Work to do: Answer with one number: the count of lines in this material that hold the word "州物价局核发".

_ _ _ _ _ _ _

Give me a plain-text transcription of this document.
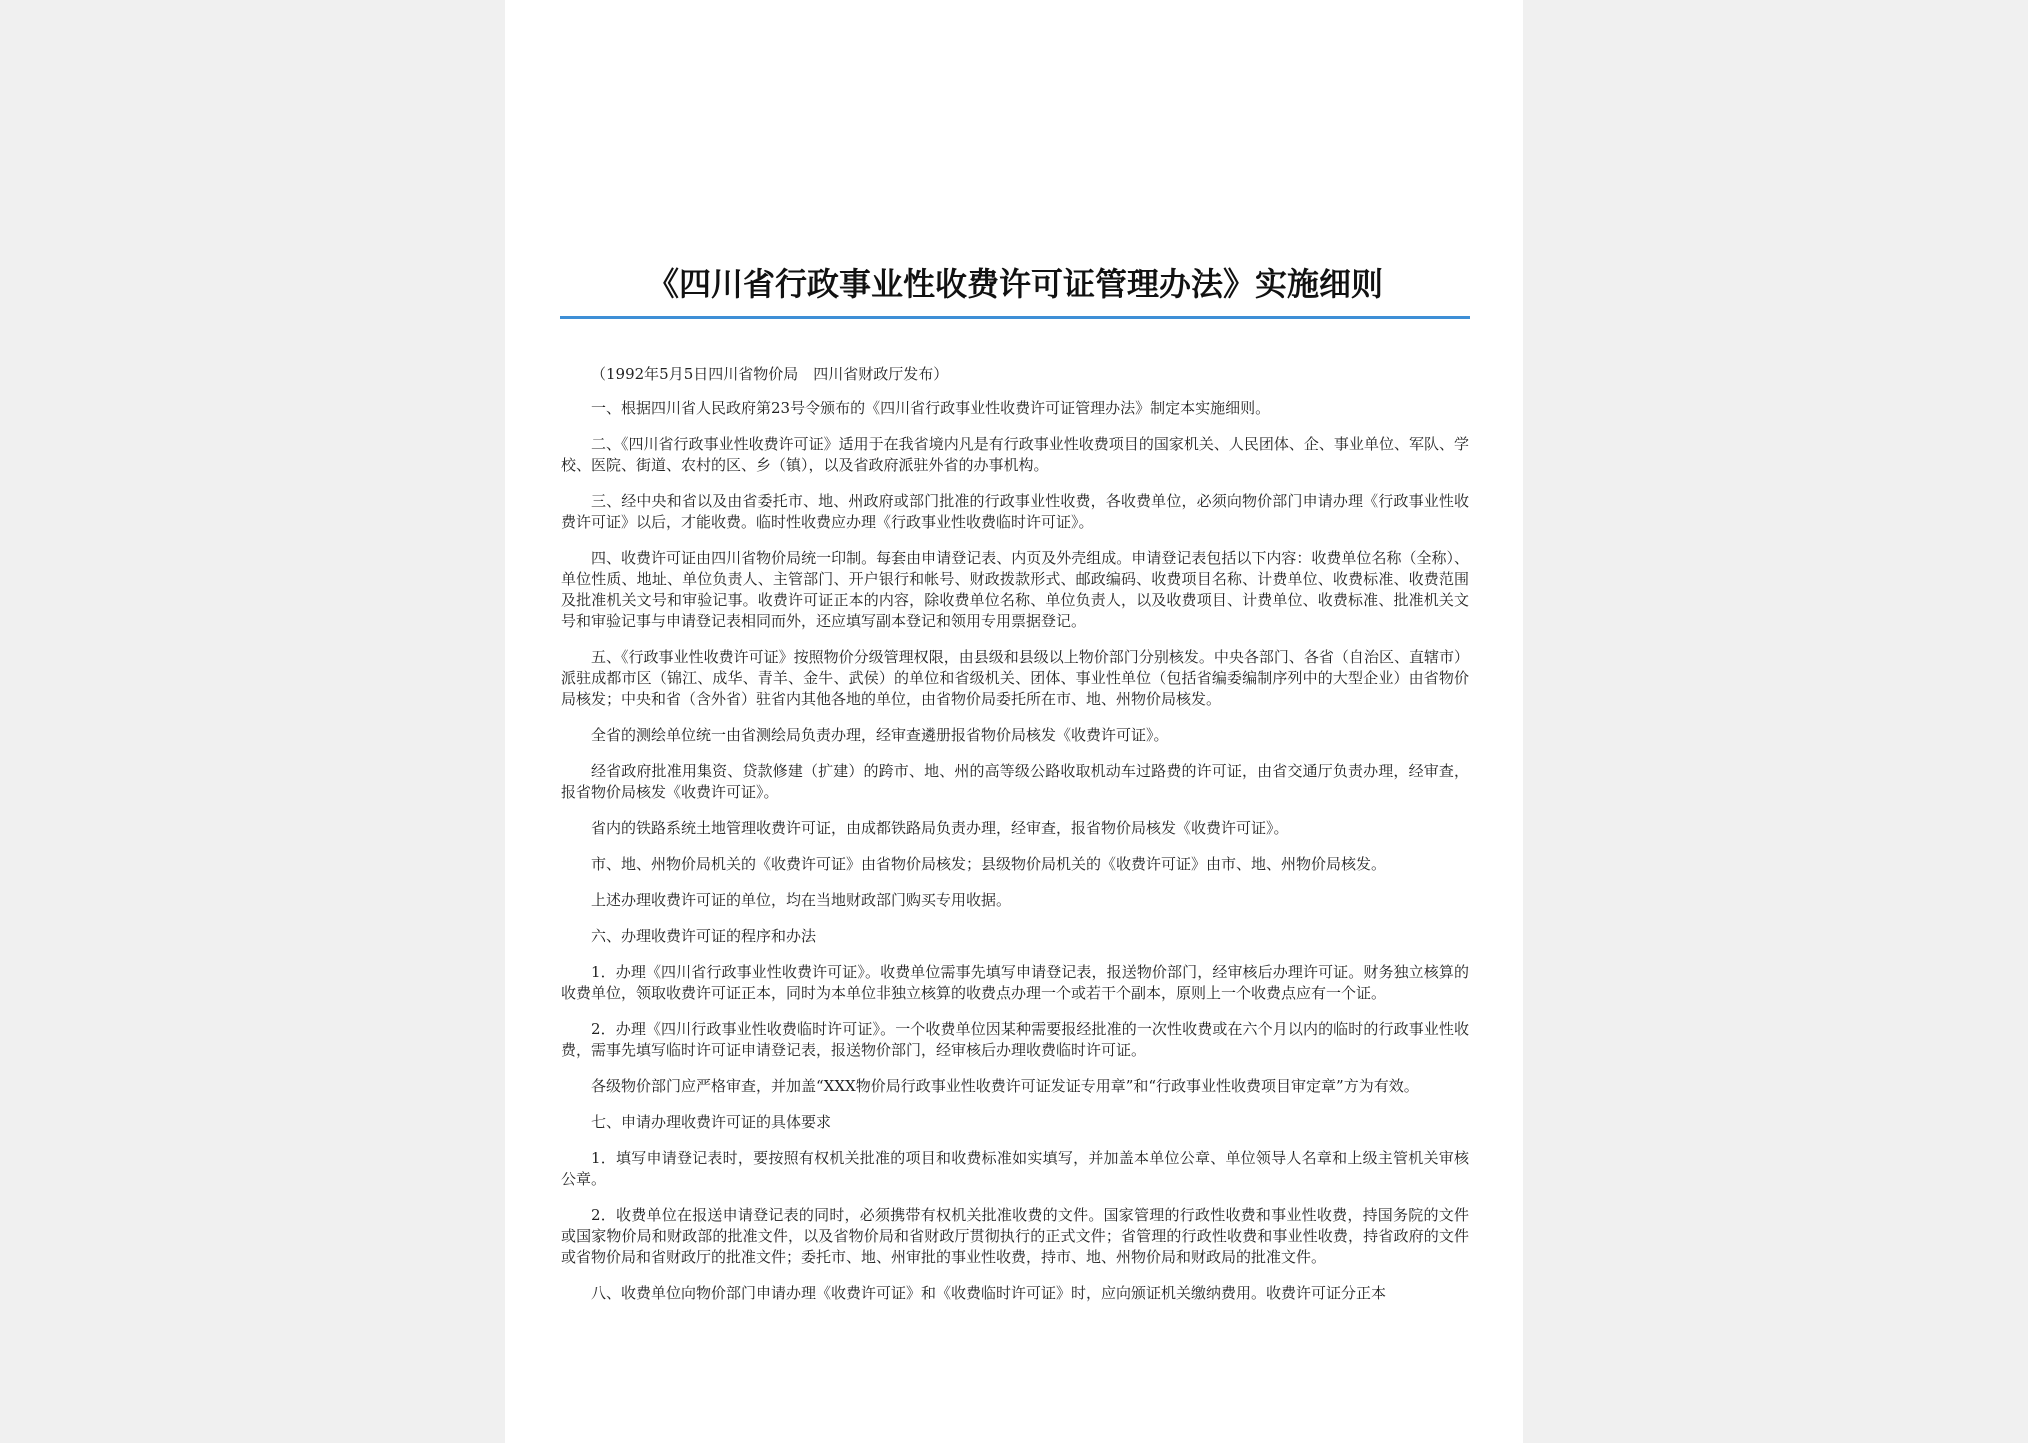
《四川省行政事业性收费许可证管理办法》实施细则

（1992年5月5日四川省物价局　四川省财政厅发布）

一、根据四川省人民政府第23号令颁布的《四川省行政事业性收费许可证管理办法》制定本实施细则。

二、《四川省行政事业性收费许可证》适用于在我省境内凡是有行政事业性收费项目的国家机关、人民团体、企、事业单位、军队、学校、医院、街道、农村的区、乡（镇），以及省政府派驻外省的办事机构。

三、经中央和省以及由省委托市、地、州政府或部门批准的行政事业性收费，各收费单位，必须向物价部门申请办理《行政事业性收费许可证》以后，才能收费。临时性收费应办理《行政事业性收费临时许可证》。

四、收费许可证由四川省物价局统一印制。每套由申请登记表、内页及外壳组成。申请登记表包括以下内容：收费单位名称（全称）、单位性质、地址、单位负责人、主管部门、开户银行和帐号、财政拨款形式、邮政编码、收费项目名称、计费单位、收费标准、收费范围及批准机关文号和审验记事。收费许可证正本的内容，除收费单位名称、单位负责人，以及收费项目、计费单位、收费标准、批准机关文号和审验记事与申请登记表相同而外，还应填写副本登记和领用专用票据登记。

五、《行政事业性收费许可证》按照物价分级管理权限，由县级和县级以上物价部门分别核发。中央各部门、各省（自治区、直辖市）派驻成都市区（锦江、成华、青羊、金牛、武侯）的单位和省级机关、团体、事业性单位（包括省编委编制序列中的大型企业）由省物价局核发；中央和省（含外省）驻省内其他各地的单位，由省物价局委托所在市、地、州物价局核发。

全省的测绘单位统一由省测绘局负责办理，经审查遴册报省物价局核发《收费许可证》。

经省政府批准用集资、贷款修建（扩建）的跨市、地、州的高等级公路收取机动车过路费的许可证，由省交通厅负责办理，经审查，报省物价局核发《收费许可证》。

省内的铁路系统土地管理收费许可证，由成都铁路局负责办理，经审查，报省物价局核发《收费许可证》。

市、地、州物价局机关的《收费许可证》由省物价局核发；县级物价局机关的《收费许可证》由市、地、州物价局核发。

上述办理收费许可证的单位，均在当地财政部门购买专用收据。

六、办理收费许可证的程序和办法

1．办理《四川省行政事业性收费许可证》。收费单位需事先填写申请登记表，报送物价部门，经审核后办理许可证。财务独立核算的收费单位，领取收费许可证正本，同时为本单位非独立核算的收费点办理一个或若干个副本，原则上一个收费点应有一个证。

2．办理《四川行政事业性收费临时许可证》。一个收费单位因某种需要报经批准的一次性收费或在六个月以内的临时的行政事业性收费，需事先填写临时许可证申请登记表，报送物价部门，经审核后办理收费临时许可证。

各级物价部门应严格审查，并加盖“XXX物价局行政事业性收费许可证发证专用章”和“行政事业性收费项目审定章”方为有效。

七、申请办理收费许可证的具体要求

1．填写申请登记表时，要按照有权机关批准的项目和收费标准如实填写，并加盖本单位公章、单位领导人名章和上级主管机关审核公章。

2．收费单位在报送申请登记表的同时，必须携带有权机关批准收费的文件。国家管理的行政性收费和事业性收费，持国务院的文件或国家物价局和财政部的批准文件，以及省物价局和省财政厅贯彻执行的正式文件；省管理的行政性收费和事业性收费，持省政府的文件或省物价局和省财政厅的批准文件；委托市、地、州审批的事业性收费，持市、地、州物价局和财政局的批准文件。

八、收费单位向物价部门申请办理《收费许可证》和《收费临时许可证》时，应向颁证机关缴纳费用。收费许可证分正本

_ _ _ _ _ _ _

Exercise solution: 2